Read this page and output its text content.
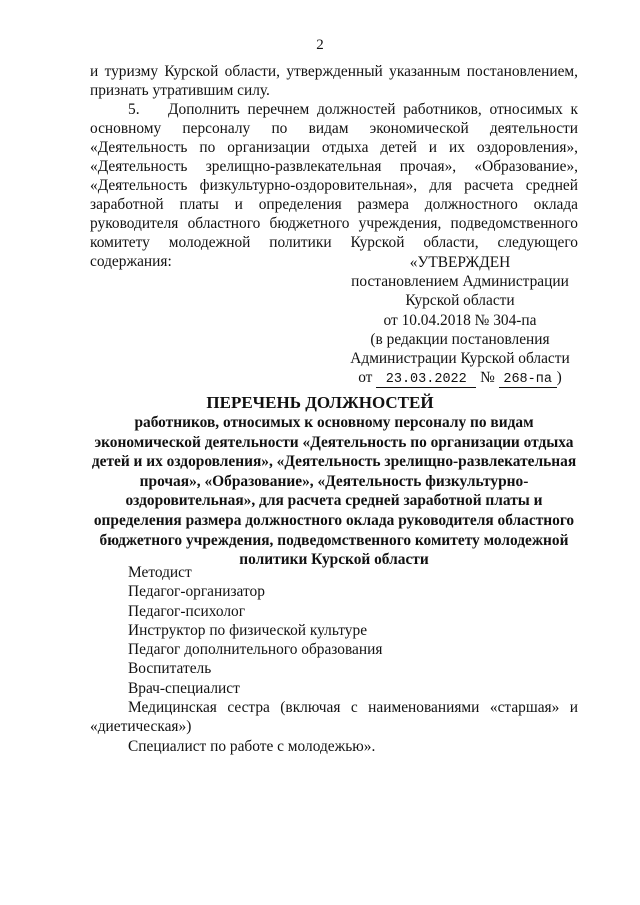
2
и туризму Курской области, утвержденный указанным постановлением, признать утратившим силу.
5. Дополнить перечнем должностей работников, относимых к основному персоналу по видам экономической деятельности «Деятельность по организации отдыха детей и их оздоровления», «Деятельность зрелищно-развлекательная прочая», «Образование», «Деятельность физкультурно-оздоровительная», для расчета средней заработной платы и определения размера должностного оклада руководителя областного бюджетного учреждения, подведомственного комитету молодежной политики Курской области, следующего содержания:	«УТВЕРЖДЕН
постановлением Администрации
Курской области
от 10.04.2018 № 304-па
(в редакции постановления
Администрации Курской области
от 23.03.2022 № 268-па )
ПЕРЕЧЕНЬ ДОЛЖНОСТЕЙ
работников, относимых к основному персоналу по видам экономической деятельности «Деятельность по организации отдыха детей и их оздоровления», «Деятельность зрелищно-развлекательная прочая», «Образование», «Деятельность физкультурно-оздоровительная», для расчета средней заработной платы и определения размера должностного оклада руководителя областного бюджетного учреждения, подведомственного комитету молодежной политики Курской области
Методист
Педагог-организатор
Педагог-психолог
Инструктор по физической культуре
Педагог дополнительного образования
Воспитатель
Врач-специалист
Медицинская сестра (включая с наименованиями «старшая» и «диетическая»)
Специалист по работе с молодежью».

##########

Return each full line of the entries that contains the word "постановлением".

и туризму Курской области, утвержденный указанным постановлением, признать утратившим силу.
постановлением Администрации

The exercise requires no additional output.